Saved data entries:
________

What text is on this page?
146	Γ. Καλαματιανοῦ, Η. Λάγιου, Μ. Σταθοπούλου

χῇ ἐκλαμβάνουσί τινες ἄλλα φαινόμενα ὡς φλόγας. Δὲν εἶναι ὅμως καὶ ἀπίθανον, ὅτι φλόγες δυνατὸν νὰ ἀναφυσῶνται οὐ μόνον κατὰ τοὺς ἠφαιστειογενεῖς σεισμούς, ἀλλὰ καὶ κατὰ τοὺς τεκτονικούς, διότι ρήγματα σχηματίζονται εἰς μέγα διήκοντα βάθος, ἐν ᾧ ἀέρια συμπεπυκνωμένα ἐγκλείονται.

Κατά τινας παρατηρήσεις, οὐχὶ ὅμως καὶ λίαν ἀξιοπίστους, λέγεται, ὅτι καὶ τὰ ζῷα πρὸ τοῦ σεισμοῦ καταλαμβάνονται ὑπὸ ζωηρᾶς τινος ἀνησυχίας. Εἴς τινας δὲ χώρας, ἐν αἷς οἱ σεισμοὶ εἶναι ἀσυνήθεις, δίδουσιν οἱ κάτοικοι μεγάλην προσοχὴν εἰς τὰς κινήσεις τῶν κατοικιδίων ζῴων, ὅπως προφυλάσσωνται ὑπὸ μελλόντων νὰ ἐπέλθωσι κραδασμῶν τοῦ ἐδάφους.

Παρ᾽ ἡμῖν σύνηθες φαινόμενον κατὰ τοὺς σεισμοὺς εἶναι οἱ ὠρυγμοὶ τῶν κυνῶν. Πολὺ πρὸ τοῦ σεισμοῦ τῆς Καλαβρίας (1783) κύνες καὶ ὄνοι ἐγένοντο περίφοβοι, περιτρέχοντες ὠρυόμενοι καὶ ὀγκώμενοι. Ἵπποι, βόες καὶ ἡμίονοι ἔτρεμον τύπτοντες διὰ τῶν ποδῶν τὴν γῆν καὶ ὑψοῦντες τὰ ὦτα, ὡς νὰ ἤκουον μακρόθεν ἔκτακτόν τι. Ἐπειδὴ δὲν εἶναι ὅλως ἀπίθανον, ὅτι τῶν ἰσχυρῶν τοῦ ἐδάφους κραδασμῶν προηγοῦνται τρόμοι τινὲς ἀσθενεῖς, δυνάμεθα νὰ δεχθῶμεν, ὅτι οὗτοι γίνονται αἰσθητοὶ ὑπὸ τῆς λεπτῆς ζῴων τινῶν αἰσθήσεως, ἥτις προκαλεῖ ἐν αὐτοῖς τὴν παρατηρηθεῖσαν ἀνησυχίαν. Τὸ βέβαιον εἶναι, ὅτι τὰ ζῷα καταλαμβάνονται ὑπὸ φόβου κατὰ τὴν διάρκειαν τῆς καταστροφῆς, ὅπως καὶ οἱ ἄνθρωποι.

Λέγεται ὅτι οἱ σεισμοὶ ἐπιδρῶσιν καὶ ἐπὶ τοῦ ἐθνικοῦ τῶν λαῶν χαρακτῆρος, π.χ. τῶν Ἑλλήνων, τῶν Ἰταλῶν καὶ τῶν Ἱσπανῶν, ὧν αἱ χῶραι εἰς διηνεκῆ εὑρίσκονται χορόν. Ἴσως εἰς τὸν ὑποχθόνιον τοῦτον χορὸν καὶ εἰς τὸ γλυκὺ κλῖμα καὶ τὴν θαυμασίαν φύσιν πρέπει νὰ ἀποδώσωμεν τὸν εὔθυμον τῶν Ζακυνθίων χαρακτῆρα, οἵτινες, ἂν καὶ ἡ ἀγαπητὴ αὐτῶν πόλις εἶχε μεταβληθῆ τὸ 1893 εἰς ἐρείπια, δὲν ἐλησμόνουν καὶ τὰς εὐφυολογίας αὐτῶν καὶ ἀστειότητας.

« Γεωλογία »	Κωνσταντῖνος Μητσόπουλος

________

• _EXERCISE_
Set down every line of the listing above again, exactly as given.

• _ANSWER IN FULL_
What text is on this page?
146	Γ. Καλαματιανοῦ, Η. Λάγιου, Μ. Σταθοπούλου

χῇ ἐκλαμβάνουσί τινες ἄλλα φαινόμενα ὡς φλόγας. Δὲν εἶναι ὅμως καὶ ἀπίθανον, ὅτι φλόγες δυνατὸν νὰ ἀναφυσῶνται οὐ μόνον κατὰ τοὺς ἠφαιστειογενεῖς σεισμούς, ἀλλὰ καὶ κατὰ τοὺς τεκτονικούς, διότι ρήγματα σχηματίζονται εἰς μέγα διήκοντα βάθος, ἐν ᾧ ἀέρια συμπεπυκνωμένα ἐγκλείονται.

Κατά τινας παρατηρήσεις, οὐχὶ ὅμως καὶ λίαν ἀξιοπίστους, λέγεται, ὅτι καὶ τὰ ζῷα πρὸ τοῦ σεισμοῦ καταλαμβάνονται ὑπὸ ζωηρᾶς τινος ἀνησυχίας. Εἴς τινας δὲ χώρας, ἐν αἷς οἱ σεισμοὶ εἶναι ἀσυνήθεις, δίδουσιν οἱ κάτοικοι μεγάλην προσοχὴν εἰς τὰς κινήσεις τῶν κατοικιδίων ζῴων, ὅπως προφυλάσσωνται ὑπὸ μελλόντων νὰ ἐπέλθωσι κραδασμῶν τοῦ ἐδάφους.

Παρ᾽ ἡμῖν σύνηθες φαινόμενον κατὰ τοὺς σεισμοὺς εἶναι οἱ ὠρυγμοὶ τῶν κυνῶν. Πολὺ πρὸ τοῦ σεισμοῦ τῆς Καλαβρίας (1783) κύνες καὶ ὄνοι ἐγένοντο περίφοβοι, περιτρέχοντες ὠρυόμενοι καὶ ὀγκώμενοι. Ἵπποι, βόες καὶ ἡμίονοι ἔτρεμον τύπτοντες διὰ τῶν ποδῶν τὴν γῆν καὶ ὑψοῦντες τὰ ὦτα, ὡς νὰ ἤκουον μακρόθεν ἔκτακτόν τι. Ἐπειδὴ δὲν εἶναι ὅλως ἀπίθανον, ὅτι τῶν ἰσχυρῶν τοῦ ἐδάφους κραδασμῶν προηγοῦνται τρόμοι τινὲς ἀσθενεῖς, δυνάμεθα νὰ δεχθῶμεν, ὅτι οὗτοι γίνονται αἰσθητοὶ ὑπὸ τῆς λεπτῆς ζῴων τινῶν αἰσθήσεως, ἥτις προκαλεῖ ἐν αὐτοῖς τὴν παρατηρηθεῖσαν ἀνησυχίαν. Τὸ βέβαιον εἶναι, ὅτι τὰ ζῷα καταλαμβάνονται ὑπὸ φόβου κατὰ τὴν διάρκειαν τῆς καταστροφῆς, ὅπως καὶ οἱ ἄνθρωποι.

Λέγεται ὅτι οἱ σεισμοὶ ἐπιδρῶσιν καὶ ἐπὶ τοῦ ἐθνικοῦ τῶν λαῶν χαρακτῆρος, π.χ. τῶν Ἑλλήνων, τῶν Ἰταλῶν καὶ τῶν Ἱσπανῶν, ὧν αἱ χῶραι εἰς διηνεκῆ εὑρίσκονται χορόν. Ἴσως εἰς τὸν ὑποχθόνιον τοῦτον χορὸν καὶ εἰς τὸ γλυκὺ κλῖμα καὶ τὴν θαυμασίαν φύσιν πρέπει νὰ ἀποδώσωμεν τὸν εὔθυμον τῶν Ζακυνθίων χαρακτῆρα, οἵτινες, ἂν καὶ ἡ ἀγαπητὴ αὐτῶν πόλις εἶχε μεταβληθῆ τὸ 1893 εἰς ἐρείπια, δὲν ἐλησμόνουν καὶ τὰς εὐφυολογίας αὐτῶν καὶ ἀστειότητας.

« Γεωλογία »	Κωνσταντῖνος Μητσόπουλος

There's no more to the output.